■ **MATERIAL**:
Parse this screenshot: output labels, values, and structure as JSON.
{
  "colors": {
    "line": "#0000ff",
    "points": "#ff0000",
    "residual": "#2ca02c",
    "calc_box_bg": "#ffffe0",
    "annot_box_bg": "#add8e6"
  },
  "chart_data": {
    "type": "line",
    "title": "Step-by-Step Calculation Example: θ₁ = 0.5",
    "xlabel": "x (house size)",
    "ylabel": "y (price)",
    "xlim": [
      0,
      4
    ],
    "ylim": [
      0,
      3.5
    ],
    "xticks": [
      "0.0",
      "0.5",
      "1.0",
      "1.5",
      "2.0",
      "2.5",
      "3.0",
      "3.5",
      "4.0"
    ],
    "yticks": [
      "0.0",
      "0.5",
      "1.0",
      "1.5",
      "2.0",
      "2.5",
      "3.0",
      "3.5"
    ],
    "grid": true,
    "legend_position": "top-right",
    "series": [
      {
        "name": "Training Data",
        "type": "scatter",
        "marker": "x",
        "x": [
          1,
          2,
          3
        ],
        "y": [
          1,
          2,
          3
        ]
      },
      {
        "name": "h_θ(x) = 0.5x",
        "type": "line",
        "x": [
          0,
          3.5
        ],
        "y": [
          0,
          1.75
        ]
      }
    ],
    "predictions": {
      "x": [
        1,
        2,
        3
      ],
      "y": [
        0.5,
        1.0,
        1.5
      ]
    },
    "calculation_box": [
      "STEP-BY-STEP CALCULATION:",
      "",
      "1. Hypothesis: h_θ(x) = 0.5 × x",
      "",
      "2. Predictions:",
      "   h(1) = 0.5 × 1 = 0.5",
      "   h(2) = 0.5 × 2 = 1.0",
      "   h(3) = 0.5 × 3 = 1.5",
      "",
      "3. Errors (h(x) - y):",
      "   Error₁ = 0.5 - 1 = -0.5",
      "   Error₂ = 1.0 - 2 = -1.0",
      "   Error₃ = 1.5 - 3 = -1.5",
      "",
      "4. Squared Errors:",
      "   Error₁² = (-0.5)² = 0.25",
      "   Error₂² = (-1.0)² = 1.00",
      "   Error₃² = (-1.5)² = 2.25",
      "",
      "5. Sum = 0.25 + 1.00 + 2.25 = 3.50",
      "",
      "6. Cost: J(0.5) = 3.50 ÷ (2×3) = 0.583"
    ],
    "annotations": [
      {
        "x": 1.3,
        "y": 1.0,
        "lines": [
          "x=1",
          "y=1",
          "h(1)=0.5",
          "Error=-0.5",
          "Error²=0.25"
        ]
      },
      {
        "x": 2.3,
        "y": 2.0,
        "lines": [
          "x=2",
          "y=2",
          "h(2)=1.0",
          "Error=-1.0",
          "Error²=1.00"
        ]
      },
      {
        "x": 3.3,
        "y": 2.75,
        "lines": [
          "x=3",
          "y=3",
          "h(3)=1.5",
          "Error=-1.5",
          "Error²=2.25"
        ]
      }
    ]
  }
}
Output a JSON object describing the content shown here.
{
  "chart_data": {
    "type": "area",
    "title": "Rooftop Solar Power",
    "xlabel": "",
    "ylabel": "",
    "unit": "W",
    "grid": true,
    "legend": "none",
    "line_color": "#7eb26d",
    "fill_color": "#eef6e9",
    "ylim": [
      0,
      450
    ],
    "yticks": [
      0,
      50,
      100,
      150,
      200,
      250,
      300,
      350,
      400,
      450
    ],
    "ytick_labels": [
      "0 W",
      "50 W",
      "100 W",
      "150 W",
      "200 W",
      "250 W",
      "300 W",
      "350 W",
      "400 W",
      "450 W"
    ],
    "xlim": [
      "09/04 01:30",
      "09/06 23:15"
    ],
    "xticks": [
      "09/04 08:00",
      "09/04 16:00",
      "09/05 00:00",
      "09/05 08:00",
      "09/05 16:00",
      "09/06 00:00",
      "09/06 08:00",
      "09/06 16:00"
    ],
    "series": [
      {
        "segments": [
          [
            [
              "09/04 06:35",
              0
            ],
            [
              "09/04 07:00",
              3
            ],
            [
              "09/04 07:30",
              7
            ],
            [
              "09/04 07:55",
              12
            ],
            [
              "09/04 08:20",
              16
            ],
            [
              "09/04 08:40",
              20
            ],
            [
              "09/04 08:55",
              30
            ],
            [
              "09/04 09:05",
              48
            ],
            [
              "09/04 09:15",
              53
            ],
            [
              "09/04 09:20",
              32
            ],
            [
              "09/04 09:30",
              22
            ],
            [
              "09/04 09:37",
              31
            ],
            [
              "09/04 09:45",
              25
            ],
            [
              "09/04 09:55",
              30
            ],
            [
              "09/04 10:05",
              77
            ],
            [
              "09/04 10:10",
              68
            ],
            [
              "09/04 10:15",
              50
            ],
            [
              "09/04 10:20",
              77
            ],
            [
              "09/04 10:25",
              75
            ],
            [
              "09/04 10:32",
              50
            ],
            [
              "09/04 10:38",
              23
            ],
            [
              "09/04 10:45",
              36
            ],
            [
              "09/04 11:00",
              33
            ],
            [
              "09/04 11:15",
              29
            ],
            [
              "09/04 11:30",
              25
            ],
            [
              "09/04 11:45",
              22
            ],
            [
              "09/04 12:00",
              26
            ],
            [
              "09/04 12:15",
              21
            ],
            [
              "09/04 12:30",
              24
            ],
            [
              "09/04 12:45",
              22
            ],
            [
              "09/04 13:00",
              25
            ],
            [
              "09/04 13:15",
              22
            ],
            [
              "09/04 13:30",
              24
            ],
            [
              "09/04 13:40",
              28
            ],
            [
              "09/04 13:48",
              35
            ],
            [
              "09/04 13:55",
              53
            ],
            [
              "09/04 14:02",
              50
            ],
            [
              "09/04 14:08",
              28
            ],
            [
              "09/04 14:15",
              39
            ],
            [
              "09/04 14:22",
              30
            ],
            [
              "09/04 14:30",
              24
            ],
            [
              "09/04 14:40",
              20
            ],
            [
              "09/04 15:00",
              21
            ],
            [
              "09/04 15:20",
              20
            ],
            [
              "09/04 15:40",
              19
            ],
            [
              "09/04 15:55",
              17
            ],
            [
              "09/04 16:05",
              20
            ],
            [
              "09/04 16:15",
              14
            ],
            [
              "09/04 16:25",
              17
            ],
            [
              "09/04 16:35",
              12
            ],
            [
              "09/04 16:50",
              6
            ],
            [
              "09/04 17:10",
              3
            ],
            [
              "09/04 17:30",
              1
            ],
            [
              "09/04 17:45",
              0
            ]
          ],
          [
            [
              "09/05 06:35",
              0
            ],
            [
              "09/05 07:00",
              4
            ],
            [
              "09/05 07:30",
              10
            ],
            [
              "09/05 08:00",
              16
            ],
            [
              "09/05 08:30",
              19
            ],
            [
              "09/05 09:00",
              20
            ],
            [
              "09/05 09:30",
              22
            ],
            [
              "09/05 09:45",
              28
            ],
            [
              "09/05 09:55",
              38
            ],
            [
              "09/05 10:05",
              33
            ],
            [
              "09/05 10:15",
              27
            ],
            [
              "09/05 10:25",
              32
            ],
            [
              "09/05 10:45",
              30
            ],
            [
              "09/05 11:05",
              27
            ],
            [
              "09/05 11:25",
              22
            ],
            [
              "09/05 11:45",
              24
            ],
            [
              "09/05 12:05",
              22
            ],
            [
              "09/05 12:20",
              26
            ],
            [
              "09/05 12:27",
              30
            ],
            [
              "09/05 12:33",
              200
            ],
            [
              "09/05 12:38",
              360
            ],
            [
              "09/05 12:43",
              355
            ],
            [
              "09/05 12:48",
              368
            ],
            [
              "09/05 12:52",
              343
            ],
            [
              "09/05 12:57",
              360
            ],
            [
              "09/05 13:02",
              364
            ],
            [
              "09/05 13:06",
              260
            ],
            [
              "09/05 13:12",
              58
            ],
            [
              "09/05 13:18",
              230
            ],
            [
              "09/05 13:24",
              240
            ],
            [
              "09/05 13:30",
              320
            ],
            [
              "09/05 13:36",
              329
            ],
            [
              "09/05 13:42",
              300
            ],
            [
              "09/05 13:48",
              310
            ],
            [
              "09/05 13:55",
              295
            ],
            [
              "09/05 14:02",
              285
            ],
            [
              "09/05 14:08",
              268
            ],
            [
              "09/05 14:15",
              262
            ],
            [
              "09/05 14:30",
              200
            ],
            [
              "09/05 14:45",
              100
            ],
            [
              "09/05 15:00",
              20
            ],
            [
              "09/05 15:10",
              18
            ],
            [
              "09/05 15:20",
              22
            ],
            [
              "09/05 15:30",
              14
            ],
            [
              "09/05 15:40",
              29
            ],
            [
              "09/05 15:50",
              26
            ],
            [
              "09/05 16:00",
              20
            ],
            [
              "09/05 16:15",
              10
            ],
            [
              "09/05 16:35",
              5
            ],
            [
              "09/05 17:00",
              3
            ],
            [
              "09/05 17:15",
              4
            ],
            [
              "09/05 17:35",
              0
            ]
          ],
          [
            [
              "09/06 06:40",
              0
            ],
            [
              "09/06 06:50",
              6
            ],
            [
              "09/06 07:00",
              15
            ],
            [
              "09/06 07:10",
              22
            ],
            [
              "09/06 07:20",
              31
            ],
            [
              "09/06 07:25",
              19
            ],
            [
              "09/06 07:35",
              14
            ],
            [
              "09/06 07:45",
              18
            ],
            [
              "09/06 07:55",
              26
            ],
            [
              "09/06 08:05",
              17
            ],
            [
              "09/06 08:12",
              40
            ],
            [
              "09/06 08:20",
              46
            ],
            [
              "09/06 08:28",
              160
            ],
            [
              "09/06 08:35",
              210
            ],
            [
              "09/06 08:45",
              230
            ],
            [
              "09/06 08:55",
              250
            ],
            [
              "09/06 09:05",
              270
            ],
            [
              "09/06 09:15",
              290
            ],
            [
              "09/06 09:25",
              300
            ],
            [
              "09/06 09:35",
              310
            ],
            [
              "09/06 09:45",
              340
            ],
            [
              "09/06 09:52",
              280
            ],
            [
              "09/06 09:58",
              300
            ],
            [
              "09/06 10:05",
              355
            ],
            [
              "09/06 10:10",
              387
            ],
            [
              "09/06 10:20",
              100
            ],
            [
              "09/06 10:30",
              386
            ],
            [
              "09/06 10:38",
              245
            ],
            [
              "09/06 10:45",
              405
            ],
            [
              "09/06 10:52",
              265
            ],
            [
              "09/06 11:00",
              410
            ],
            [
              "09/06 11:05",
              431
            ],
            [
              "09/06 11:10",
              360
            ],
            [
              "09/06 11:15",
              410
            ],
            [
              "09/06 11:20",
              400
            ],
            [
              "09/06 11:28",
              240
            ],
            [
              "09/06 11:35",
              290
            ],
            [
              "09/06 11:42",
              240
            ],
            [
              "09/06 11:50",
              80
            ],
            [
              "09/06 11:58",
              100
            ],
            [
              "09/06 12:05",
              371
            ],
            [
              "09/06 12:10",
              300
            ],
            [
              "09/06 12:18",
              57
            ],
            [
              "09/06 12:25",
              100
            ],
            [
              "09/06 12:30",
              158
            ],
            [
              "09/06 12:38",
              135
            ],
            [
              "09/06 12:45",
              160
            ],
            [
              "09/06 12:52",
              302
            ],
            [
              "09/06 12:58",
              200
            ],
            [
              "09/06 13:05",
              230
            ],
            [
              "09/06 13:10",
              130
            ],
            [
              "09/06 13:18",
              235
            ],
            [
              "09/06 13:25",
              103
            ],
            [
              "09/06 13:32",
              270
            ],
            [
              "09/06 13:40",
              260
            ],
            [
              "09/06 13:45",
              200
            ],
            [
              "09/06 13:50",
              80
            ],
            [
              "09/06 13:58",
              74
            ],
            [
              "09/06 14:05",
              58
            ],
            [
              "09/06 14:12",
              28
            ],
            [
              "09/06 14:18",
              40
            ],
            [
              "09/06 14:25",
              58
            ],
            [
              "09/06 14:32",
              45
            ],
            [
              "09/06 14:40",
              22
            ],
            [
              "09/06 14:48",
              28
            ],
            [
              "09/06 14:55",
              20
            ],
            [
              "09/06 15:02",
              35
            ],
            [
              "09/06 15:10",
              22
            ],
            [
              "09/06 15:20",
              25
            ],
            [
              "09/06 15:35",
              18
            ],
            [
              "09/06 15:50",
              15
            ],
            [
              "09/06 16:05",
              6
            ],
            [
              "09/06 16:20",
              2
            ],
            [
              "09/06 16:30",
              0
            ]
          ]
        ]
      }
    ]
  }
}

■ **GIVEN REQUEST**: Pick out each line above that includes "type" and show it.

■ **RESULT**:
    "type": "line",
        "type": "scatter",
        "type": "line",
    "type": "area",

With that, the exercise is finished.